• _WHAT IS REQUIRED_
In the records that follow, show each line where the word "glyph" is present.

• _EXERCISE INPUT_
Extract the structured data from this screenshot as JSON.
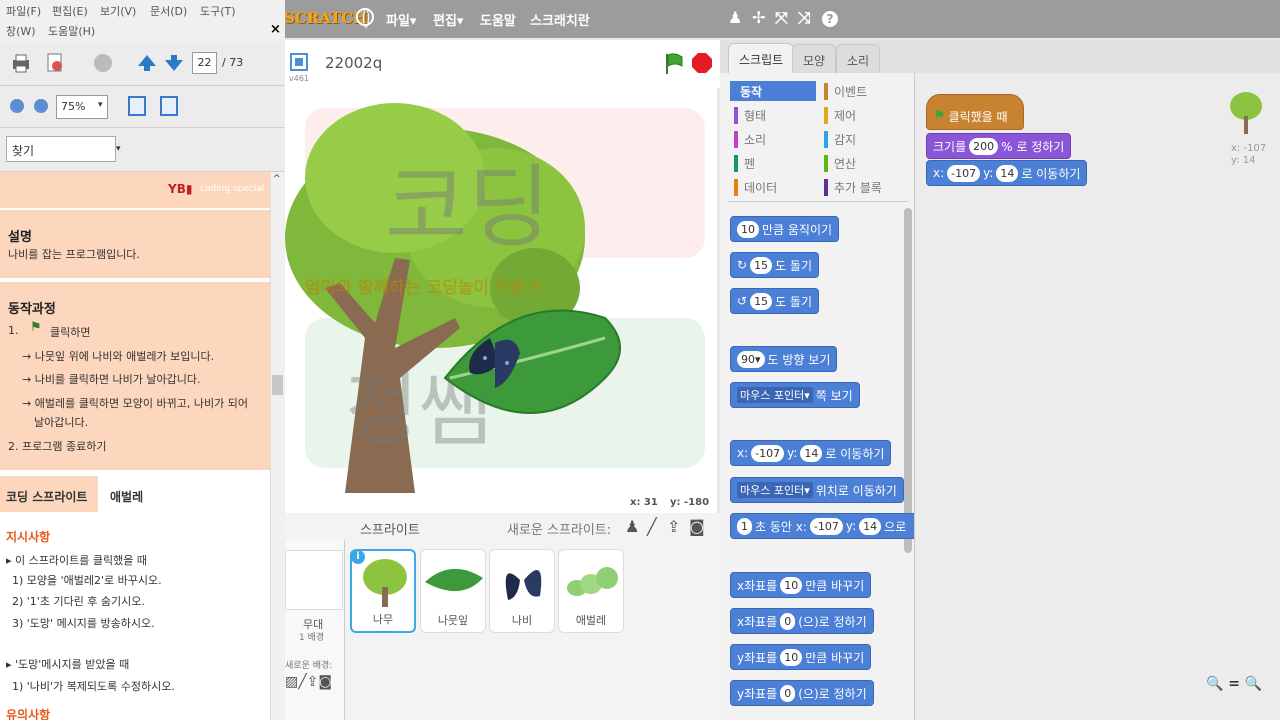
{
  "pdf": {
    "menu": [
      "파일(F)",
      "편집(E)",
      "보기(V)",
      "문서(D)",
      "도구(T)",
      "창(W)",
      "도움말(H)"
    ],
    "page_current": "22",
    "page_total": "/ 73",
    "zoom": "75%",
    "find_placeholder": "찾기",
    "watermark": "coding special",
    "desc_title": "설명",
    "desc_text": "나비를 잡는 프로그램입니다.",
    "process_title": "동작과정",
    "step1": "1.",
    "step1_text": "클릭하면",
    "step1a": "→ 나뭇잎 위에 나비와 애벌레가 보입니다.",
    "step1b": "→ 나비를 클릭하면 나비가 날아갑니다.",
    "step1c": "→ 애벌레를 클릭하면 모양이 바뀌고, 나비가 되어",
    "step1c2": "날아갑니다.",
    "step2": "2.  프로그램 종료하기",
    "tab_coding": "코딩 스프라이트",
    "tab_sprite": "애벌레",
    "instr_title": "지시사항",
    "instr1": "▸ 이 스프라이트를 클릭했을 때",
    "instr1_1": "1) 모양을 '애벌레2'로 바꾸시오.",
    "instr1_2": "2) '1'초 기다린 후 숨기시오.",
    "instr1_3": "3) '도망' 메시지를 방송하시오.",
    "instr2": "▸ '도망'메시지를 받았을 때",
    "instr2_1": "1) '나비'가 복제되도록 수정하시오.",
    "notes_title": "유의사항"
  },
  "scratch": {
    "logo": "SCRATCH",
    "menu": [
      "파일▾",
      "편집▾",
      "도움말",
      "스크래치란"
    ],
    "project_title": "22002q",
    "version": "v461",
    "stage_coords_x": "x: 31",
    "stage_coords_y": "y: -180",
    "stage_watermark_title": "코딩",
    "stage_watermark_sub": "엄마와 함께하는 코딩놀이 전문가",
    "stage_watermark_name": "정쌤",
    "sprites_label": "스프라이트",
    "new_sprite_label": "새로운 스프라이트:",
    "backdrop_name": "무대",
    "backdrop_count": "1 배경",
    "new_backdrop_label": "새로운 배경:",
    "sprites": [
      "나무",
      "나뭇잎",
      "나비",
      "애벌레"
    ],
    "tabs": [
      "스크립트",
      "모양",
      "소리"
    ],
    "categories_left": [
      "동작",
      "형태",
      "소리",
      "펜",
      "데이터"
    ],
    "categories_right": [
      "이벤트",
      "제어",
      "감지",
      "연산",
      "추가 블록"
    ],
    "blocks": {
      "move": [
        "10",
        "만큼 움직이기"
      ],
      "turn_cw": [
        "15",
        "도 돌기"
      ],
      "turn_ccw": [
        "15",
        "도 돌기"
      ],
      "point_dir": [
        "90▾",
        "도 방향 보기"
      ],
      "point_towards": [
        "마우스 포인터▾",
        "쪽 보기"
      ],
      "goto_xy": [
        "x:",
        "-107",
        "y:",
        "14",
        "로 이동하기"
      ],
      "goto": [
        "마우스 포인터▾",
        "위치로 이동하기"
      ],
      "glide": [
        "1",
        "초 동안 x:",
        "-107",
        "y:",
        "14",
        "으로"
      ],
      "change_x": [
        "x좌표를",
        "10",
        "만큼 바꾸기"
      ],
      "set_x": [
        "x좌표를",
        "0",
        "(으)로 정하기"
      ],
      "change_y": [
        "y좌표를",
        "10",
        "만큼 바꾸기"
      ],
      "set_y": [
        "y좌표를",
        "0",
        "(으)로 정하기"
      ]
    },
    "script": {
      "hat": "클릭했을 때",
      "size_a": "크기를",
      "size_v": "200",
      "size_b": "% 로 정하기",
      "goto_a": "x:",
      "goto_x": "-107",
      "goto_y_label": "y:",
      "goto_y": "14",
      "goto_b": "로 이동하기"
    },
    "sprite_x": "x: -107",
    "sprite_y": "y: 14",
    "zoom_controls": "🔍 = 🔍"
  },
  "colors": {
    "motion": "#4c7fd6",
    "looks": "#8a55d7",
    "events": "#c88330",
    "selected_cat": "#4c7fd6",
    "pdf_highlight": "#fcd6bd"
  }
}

==

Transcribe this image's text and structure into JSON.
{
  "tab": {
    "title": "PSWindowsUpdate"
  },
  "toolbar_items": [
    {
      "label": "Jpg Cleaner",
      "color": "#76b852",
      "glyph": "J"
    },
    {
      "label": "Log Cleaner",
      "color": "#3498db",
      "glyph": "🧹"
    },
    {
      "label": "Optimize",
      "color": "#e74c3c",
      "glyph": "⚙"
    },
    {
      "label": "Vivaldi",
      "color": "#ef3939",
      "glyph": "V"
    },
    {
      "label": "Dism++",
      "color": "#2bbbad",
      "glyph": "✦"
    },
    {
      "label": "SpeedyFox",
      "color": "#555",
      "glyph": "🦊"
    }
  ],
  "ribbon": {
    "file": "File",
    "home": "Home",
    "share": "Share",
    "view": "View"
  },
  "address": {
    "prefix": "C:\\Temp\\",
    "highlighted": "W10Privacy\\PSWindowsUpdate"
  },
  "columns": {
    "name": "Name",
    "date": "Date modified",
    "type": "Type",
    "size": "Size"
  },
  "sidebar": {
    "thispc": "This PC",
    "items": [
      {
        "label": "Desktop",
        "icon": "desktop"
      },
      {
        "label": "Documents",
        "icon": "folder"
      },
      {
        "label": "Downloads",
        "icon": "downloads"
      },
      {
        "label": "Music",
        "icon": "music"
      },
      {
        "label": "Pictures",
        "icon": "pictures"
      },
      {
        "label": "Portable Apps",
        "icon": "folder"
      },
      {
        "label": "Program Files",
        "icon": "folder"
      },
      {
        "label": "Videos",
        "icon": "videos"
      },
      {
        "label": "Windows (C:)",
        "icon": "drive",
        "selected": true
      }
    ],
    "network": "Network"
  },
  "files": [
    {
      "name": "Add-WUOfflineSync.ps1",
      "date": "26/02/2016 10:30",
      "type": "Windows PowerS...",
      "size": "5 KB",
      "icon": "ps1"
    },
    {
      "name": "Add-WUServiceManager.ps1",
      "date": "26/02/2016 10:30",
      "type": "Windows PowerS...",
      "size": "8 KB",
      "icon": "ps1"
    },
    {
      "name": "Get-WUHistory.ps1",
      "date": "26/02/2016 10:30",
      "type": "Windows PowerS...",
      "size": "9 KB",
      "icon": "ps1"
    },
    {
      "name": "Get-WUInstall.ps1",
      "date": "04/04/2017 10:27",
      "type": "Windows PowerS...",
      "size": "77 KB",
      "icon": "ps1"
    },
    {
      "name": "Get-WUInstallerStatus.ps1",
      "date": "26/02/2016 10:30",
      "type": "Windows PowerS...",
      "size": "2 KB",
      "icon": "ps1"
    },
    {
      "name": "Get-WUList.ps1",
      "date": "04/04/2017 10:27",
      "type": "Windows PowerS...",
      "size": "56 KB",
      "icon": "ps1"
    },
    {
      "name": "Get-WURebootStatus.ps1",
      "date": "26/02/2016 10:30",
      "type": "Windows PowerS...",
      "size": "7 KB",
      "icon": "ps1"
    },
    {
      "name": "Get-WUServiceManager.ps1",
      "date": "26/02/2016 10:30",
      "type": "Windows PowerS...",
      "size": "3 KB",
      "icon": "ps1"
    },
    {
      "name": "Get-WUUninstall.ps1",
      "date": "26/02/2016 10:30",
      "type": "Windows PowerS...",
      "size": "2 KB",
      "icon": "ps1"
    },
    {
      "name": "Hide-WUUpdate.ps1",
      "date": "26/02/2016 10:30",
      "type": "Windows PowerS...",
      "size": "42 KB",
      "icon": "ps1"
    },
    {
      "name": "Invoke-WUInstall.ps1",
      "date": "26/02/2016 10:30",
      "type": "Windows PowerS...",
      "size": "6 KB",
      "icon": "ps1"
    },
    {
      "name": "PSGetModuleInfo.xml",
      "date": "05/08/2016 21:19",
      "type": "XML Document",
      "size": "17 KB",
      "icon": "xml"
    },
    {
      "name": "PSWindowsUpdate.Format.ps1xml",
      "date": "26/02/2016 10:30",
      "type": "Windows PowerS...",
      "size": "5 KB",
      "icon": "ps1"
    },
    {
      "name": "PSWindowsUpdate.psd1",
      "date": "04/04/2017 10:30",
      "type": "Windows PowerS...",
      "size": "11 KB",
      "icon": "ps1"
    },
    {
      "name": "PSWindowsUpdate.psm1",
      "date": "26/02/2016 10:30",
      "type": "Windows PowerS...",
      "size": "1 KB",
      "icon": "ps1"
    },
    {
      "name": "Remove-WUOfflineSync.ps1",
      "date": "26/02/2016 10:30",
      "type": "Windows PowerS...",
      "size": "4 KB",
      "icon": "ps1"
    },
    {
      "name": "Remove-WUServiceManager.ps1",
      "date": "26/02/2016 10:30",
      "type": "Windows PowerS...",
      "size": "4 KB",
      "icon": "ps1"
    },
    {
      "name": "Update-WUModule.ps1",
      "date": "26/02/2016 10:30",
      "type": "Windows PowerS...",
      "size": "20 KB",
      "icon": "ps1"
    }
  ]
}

• _CORRECT RESPONSE_
      "glyph": "J"
      "glyph": "🧹"
      "glyph": "⚙"
      "glyph": "V"
      "glyph": "✦"
      "glyph": "🦊"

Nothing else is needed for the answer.